Exercise objective: From the data that follows, copy every line holding the string "JSON".
** start of Entries supplied **
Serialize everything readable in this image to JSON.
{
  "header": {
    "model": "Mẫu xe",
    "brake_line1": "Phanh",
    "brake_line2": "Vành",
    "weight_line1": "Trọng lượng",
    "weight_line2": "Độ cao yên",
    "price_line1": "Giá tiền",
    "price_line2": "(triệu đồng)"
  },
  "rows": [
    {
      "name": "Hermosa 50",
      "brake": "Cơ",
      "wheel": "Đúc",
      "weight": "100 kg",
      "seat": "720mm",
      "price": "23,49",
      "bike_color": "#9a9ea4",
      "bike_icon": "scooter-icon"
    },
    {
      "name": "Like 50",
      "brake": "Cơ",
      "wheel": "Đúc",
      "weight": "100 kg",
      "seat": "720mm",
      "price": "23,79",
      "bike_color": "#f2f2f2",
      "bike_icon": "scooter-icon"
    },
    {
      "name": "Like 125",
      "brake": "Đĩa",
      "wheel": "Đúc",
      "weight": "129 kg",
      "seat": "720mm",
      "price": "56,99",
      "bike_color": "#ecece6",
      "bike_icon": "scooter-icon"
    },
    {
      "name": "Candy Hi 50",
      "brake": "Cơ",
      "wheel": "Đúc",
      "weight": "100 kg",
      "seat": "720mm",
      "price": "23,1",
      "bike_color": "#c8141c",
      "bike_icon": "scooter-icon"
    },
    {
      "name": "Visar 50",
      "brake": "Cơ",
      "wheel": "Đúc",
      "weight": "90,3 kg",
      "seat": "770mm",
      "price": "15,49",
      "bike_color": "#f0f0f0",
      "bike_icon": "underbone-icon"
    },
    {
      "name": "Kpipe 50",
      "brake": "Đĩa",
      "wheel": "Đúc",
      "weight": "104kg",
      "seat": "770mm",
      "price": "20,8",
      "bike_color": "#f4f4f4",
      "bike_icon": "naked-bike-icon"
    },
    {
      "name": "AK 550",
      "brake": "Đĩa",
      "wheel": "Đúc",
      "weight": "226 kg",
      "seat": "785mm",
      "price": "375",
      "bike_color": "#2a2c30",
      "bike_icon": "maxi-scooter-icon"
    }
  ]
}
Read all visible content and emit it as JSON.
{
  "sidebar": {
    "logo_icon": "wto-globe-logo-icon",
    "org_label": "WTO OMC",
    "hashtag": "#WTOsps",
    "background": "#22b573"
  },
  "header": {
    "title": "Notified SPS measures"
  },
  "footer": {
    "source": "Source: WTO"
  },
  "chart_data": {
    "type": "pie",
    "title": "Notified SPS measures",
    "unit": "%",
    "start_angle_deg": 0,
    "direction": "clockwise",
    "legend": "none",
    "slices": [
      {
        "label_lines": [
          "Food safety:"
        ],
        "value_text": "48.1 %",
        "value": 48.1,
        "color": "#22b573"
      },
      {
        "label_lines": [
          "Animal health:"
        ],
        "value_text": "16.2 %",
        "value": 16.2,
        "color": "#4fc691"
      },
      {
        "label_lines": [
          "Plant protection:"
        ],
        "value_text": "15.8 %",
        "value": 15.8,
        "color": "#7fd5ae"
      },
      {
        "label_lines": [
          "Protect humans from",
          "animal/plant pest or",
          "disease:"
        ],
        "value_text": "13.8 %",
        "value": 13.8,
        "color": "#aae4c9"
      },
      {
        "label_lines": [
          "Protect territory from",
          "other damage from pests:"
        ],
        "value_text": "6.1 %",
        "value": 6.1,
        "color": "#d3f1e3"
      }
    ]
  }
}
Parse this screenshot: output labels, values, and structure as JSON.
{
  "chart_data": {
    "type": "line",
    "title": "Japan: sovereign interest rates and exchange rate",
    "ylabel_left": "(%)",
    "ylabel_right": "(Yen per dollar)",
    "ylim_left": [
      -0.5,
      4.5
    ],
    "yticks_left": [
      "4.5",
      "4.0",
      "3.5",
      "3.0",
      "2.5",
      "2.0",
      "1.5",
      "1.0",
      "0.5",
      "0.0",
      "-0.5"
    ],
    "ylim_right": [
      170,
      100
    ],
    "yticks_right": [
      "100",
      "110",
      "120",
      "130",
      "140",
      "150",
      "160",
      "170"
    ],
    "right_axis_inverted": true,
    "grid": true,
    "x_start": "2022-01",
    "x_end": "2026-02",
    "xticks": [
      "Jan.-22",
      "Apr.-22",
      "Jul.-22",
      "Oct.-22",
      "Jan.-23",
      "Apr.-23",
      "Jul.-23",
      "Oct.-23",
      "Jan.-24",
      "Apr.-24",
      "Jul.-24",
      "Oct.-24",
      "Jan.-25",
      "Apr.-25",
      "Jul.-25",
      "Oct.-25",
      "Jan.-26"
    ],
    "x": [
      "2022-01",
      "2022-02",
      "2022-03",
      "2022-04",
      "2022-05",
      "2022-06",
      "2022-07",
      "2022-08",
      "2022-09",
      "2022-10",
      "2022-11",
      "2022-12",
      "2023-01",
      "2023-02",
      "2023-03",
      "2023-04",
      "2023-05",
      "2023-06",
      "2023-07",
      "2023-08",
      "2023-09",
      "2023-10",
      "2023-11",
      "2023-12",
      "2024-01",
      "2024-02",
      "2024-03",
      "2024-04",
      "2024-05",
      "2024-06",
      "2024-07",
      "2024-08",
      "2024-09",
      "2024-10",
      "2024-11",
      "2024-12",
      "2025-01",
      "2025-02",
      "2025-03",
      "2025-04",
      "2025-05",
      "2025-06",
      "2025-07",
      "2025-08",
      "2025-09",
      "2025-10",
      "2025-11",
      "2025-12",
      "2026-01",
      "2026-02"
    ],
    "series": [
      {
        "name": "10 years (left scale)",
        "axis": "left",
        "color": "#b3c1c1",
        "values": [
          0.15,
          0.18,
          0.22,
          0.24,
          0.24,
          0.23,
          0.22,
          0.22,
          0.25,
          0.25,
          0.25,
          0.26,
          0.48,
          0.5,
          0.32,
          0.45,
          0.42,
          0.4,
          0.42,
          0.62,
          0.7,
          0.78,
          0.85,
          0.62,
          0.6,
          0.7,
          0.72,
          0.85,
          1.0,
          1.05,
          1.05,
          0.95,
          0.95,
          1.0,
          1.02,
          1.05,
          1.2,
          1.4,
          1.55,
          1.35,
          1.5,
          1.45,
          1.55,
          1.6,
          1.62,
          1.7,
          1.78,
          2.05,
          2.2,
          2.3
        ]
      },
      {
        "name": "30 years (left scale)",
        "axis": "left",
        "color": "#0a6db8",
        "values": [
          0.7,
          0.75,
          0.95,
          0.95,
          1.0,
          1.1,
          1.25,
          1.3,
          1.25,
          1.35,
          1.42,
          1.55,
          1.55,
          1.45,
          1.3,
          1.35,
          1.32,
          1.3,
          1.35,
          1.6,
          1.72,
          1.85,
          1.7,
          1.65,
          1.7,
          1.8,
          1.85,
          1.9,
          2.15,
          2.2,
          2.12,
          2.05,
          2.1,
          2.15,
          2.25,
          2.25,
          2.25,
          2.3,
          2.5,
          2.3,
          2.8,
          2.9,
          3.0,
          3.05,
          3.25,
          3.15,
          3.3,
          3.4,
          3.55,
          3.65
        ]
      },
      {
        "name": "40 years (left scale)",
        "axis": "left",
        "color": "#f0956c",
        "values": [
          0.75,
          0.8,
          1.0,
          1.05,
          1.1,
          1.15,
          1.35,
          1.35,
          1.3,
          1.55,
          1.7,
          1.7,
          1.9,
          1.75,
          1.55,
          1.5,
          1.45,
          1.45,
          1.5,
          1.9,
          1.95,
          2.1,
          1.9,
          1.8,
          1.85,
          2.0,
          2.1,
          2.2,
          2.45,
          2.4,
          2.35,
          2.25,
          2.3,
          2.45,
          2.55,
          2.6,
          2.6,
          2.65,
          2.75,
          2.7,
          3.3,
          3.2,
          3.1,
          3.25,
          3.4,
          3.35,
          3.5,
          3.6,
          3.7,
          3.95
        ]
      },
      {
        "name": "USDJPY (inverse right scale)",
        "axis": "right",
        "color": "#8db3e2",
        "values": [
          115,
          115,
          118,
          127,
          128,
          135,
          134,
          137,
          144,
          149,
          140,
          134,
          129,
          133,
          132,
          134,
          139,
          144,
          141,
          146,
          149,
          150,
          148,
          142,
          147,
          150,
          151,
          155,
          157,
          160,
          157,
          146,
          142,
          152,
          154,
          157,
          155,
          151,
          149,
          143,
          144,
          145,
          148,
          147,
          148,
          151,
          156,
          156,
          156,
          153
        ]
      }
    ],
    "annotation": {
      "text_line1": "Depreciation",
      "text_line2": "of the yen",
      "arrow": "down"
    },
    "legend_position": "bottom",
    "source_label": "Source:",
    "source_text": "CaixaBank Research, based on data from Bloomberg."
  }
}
** end of Entries supplied **
Solution to this task:
Serialize everything readable in this image to JSON.
Read all visible content and emit it as JSON.
Parse this screenshot: output labels, values, and structure as JSON.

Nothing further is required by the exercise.